Problem
Repeat the full listing below verbatim and keep the images out.

Material shown
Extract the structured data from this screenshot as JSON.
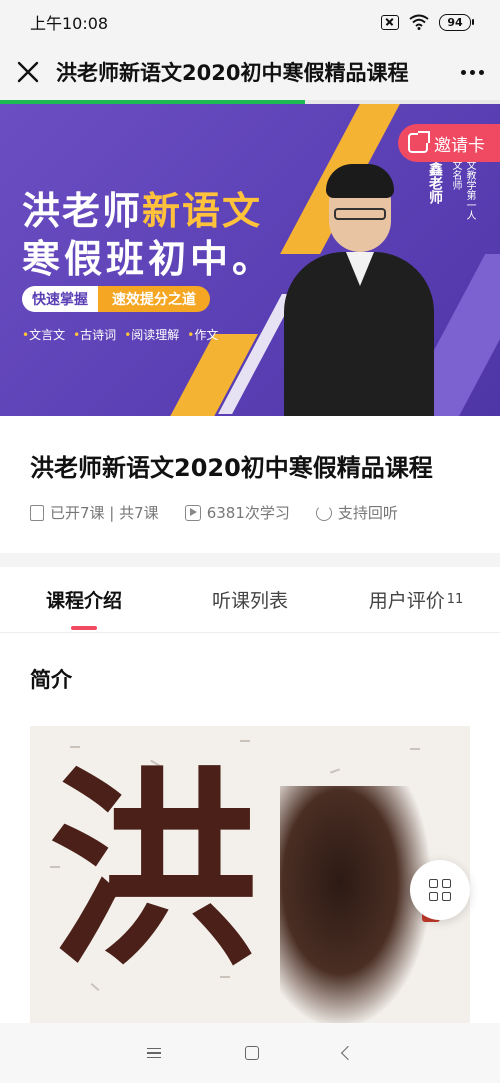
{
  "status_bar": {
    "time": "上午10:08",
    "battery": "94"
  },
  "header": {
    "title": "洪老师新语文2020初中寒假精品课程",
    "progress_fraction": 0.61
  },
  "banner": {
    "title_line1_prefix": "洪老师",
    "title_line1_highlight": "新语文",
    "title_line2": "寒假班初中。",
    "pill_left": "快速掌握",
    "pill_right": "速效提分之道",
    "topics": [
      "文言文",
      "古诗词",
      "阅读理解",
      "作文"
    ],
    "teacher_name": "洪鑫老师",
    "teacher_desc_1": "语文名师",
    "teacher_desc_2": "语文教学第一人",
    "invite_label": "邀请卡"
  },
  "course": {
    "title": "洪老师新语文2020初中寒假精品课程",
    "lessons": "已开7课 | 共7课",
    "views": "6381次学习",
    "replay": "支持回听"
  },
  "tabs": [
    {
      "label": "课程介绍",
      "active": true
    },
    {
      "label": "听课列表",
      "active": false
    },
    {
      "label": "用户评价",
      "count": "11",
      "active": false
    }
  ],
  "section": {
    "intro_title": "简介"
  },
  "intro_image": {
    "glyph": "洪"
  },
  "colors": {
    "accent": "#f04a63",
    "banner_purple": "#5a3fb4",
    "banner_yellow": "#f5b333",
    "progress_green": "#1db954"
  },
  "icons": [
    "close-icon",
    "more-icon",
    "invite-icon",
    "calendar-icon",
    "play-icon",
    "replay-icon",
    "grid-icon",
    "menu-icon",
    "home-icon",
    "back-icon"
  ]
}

Exercise output
Extract the structured data from this screenshot as JSON.
{
  "status_bar": {
    "time": "上午10:08",
    "battery": "94"
  },
  "header": {
    "title": "洪老师新语文2020初中寒假精品课程",
    "progress_fraction": 0.61
  },
  "banner": {
    "title_line1_prefix": "洪老师",
    "title_line1_highlight": "新语文",
    "title_line2": "寒假班初中。",
    "pill_left": "快速掌握",
    "pill_right": "速效提分之道",
    "topics": [
      "文言文",
      "古诗词",
      "阅读理解",
      "作文"
    ],
    "teacher_name": "洪鑫老师",
    "teacher_desc_1": "语文名师",
    "teacher_desc_2": "语文教学第一人",
    "invite_label": "邀请卡"
  },
  "course": {
    "title": "洪老师新语文2020初中寒假精品课程",
    "lessons": "已开7课 | 共7课",
    "views": "6381次学习",
    "replay": "支持回听"
  },
  "tabs": [
    {
      "label": "课程介绍",
      "active": true
    },
    {
      "label": "听课列表",
      "active": false
    },
    {
      "label": "用户评价",
      "count": "11",
      "active": false
    }
  ],
  "section": {
    "intro_title": "简介"
  },
  "intro_image": {
    "glyph": "洪"
  },
  "colors": {
    "accent": "#f04a63",
    "banner_purple": "#5a3fb4",
    "banner_yellow": "#f5b333",
    "progress_green": "#1db954"
  },
  "icons": [
    "close-icon",
    "more-icon",
    "invite-icon",
    "calendar-icon",
    "play-icon",
    "replay-icon",
    "grid-icon",
    "menu-icon",
    "home-icon",
    "back-icon"
  ]
}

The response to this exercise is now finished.